• _WRITTEN REQUEST_: From the listing below, copy every line with the word "bukutamu".

• _RECORDS PROVIDED_:
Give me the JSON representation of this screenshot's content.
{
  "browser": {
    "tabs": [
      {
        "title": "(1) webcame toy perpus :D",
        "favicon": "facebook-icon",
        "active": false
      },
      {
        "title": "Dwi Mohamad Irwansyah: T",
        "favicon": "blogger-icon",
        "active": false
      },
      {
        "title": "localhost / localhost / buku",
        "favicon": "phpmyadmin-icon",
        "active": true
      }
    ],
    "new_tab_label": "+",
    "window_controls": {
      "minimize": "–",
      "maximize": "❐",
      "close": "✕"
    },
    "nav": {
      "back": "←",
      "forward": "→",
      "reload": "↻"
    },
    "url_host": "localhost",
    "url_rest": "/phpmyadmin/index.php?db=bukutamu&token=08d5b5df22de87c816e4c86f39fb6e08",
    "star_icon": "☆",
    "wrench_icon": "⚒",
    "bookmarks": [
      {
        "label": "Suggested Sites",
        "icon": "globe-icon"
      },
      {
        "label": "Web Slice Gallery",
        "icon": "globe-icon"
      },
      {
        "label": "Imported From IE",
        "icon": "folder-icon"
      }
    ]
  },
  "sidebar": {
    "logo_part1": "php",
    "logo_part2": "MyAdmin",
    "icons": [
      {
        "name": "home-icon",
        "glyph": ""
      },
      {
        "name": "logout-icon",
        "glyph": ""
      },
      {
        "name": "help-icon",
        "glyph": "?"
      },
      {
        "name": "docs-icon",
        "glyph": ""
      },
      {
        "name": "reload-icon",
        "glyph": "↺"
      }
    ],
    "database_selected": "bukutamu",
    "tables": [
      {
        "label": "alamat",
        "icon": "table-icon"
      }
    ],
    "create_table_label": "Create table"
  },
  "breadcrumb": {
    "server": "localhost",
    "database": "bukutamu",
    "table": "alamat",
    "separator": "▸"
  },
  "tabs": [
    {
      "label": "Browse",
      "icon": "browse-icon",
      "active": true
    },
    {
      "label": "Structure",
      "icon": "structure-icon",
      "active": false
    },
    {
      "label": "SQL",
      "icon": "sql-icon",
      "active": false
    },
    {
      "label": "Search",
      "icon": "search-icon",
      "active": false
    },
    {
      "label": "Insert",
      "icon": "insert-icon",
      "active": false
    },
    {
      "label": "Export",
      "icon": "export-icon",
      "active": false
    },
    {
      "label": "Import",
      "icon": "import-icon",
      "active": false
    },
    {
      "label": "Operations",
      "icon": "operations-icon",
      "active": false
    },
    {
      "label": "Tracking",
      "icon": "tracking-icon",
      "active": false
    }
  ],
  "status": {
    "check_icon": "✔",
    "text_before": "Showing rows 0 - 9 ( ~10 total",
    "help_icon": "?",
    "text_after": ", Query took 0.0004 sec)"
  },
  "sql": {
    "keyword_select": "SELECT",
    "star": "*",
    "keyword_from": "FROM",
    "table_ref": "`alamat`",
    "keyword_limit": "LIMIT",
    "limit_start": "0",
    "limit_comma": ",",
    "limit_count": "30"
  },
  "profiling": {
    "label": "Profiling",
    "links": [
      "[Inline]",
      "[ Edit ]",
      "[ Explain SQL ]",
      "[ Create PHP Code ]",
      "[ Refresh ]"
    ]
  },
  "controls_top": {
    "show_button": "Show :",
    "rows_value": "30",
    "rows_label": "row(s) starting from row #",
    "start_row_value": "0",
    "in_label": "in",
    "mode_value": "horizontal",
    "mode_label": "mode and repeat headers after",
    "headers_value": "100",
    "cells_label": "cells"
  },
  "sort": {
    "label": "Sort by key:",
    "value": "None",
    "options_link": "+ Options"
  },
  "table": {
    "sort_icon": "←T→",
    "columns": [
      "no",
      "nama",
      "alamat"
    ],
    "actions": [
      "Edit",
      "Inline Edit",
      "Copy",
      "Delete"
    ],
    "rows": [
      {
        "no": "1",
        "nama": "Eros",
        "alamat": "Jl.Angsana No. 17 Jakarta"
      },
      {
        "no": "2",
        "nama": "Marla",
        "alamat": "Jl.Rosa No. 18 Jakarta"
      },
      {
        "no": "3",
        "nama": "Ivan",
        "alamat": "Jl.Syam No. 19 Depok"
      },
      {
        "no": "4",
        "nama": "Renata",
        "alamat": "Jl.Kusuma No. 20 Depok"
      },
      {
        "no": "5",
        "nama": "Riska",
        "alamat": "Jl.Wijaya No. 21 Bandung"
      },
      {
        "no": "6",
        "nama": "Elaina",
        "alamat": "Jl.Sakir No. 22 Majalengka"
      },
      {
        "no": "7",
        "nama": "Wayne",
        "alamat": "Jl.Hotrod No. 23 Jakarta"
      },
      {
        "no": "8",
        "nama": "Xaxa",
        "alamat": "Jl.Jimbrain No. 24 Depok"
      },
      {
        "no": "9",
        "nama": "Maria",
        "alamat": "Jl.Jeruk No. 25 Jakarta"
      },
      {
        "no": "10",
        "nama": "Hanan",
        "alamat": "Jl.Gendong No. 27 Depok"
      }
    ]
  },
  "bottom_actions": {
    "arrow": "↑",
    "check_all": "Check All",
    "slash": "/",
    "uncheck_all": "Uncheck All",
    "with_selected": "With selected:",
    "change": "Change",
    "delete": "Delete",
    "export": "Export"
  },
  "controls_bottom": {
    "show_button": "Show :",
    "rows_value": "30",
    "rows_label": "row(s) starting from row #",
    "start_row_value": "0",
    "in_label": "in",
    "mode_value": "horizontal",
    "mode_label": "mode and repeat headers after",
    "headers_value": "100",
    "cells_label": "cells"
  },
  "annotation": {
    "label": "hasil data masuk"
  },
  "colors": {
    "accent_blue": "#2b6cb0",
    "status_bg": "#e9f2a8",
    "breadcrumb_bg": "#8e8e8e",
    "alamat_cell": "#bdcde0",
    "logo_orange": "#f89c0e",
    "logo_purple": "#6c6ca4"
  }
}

• _OUTPUT BELOW_:
    "url_rest": "/phpmyadmin/index.php?db=bukutamu&token=08d5b5df22de87c816e4c86f39fb6e08",
    "database_selected": "bukutamu",
    "database": "bukutamu",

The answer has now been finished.